> [Written task] Below are the records. Gather each line that holds "this".
--
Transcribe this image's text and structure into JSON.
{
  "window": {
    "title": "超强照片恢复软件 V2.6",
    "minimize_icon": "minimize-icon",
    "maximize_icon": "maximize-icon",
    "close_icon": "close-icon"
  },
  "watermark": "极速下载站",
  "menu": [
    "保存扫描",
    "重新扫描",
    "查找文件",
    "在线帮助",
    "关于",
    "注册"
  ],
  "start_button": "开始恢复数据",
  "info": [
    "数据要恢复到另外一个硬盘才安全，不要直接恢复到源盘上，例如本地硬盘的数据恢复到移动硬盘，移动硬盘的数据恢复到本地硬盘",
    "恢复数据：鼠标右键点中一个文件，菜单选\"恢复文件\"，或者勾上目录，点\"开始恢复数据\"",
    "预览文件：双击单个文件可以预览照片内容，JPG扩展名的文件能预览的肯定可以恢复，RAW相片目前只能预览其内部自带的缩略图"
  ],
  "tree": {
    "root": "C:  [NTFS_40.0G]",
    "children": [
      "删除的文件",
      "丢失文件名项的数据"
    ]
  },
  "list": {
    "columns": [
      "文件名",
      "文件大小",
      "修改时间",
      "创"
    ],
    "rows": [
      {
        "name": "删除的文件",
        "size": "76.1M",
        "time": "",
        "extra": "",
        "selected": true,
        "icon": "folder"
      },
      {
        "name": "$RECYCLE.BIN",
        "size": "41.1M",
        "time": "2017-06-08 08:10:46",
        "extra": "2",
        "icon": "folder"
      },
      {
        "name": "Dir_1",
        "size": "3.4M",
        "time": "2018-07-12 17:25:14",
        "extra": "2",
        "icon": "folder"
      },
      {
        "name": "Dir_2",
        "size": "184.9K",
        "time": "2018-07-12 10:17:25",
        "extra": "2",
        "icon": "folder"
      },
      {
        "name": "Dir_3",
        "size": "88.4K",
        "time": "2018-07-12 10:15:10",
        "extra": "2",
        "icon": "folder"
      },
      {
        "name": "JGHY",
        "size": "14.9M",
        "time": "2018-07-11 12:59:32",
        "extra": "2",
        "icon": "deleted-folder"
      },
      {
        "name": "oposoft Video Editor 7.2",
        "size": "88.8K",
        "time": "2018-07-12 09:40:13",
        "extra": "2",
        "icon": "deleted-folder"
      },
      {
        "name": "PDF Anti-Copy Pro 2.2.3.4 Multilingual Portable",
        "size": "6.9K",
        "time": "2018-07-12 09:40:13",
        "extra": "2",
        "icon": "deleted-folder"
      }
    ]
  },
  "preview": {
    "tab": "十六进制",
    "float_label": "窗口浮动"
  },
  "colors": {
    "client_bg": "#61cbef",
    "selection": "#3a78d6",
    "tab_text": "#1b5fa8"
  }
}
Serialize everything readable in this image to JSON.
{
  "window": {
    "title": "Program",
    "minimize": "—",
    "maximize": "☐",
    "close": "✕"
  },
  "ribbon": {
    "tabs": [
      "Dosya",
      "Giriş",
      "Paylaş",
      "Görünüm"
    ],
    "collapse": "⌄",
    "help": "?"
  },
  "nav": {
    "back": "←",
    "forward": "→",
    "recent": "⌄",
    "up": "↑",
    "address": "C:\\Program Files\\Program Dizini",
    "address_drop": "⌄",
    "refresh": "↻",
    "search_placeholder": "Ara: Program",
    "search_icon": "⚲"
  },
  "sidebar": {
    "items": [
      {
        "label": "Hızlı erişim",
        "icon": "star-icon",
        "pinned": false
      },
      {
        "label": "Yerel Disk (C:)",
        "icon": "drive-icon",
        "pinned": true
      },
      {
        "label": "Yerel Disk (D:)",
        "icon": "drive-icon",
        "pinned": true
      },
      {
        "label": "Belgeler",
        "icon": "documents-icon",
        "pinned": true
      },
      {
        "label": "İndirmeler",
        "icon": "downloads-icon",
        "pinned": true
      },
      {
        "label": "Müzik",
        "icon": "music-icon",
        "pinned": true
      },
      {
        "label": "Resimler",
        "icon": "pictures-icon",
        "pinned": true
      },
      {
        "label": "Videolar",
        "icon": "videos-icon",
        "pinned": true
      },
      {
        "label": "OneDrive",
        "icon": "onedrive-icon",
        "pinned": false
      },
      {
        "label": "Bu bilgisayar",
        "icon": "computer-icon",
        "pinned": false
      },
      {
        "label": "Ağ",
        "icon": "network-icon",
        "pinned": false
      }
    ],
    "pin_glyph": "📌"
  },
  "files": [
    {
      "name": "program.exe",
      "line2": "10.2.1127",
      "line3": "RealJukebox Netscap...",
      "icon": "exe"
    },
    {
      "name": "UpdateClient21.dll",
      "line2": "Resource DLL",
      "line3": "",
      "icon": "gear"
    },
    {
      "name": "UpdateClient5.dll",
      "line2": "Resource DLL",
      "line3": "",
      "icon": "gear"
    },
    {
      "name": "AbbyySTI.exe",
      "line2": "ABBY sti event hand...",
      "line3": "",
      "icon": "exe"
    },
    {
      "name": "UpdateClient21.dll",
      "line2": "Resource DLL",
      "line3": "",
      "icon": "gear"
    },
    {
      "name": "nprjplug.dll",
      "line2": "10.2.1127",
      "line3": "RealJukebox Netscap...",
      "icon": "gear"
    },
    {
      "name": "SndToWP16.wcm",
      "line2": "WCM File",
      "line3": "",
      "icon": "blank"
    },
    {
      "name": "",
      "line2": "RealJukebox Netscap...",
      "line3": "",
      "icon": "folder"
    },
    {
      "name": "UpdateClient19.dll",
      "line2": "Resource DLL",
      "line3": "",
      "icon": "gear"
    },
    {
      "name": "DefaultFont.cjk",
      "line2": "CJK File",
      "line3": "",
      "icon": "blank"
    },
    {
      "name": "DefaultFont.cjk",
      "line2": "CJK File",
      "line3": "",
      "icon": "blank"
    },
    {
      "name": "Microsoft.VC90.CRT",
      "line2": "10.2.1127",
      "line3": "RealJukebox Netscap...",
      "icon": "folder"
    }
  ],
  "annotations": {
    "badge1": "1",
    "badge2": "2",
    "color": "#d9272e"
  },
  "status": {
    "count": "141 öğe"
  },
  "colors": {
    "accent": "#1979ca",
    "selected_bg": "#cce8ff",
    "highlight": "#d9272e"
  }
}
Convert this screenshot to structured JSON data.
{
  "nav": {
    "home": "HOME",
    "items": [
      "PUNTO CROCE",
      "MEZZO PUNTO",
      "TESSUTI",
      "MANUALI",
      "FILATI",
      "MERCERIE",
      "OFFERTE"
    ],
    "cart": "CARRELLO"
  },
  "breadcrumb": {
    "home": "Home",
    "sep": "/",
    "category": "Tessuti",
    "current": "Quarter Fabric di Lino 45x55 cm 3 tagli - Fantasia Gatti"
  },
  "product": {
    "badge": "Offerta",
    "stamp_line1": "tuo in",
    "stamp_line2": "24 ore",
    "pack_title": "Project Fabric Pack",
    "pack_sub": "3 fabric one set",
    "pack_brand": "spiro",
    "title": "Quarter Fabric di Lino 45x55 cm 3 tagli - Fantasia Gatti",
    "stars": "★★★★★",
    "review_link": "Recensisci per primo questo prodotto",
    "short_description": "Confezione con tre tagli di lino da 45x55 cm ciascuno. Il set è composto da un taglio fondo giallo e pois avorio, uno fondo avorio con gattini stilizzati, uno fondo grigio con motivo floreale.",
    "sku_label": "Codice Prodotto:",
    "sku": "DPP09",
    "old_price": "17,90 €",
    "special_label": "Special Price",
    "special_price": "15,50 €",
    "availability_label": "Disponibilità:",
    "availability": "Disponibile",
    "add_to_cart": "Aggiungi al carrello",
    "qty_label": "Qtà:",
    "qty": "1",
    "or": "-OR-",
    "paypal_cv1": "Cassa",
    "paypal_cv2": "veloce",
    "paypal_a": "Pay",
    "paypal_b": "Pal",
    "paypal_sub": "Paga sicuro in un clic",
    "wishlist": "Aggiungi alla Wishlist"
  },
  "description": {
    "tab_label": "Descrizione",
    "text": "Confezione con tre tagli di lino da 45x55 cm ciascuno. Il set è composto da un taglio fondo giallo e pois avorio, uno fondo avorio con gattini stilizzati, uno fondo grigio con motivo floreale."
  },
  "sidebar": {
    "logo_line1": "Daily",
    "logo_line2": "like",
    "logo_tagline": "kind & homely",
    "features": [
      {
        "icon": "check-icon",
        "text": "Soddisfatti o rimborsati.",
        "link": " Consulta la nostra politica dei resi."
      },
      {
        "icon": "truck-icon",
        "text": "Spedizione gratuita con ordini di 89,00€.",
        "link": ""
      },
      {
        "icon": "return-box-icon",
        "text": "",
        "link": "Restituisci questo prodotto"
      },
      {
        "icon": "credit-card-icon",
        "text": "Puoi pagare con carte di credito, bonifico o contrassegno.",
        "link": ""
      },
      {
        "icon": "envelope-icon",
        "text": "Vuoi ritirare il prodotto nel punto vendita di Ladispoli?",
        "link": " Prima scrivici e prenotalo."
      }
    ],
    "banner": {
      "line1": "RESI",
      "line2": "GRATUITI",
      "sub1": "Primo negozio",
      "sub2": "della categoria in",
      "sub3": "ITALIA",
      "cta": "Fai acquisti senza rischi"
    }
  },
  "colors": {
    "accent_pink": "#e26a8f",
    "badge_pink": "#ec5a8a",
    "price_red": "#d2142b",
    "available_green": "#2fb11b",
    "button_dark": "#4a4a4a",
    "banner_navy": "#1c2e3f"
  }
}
--
> [Expected answer]
Transcribe this image's text and structure into JSON.
Serialize everything readable in this image to JSON.
Convert this screenshot to structured JSON data.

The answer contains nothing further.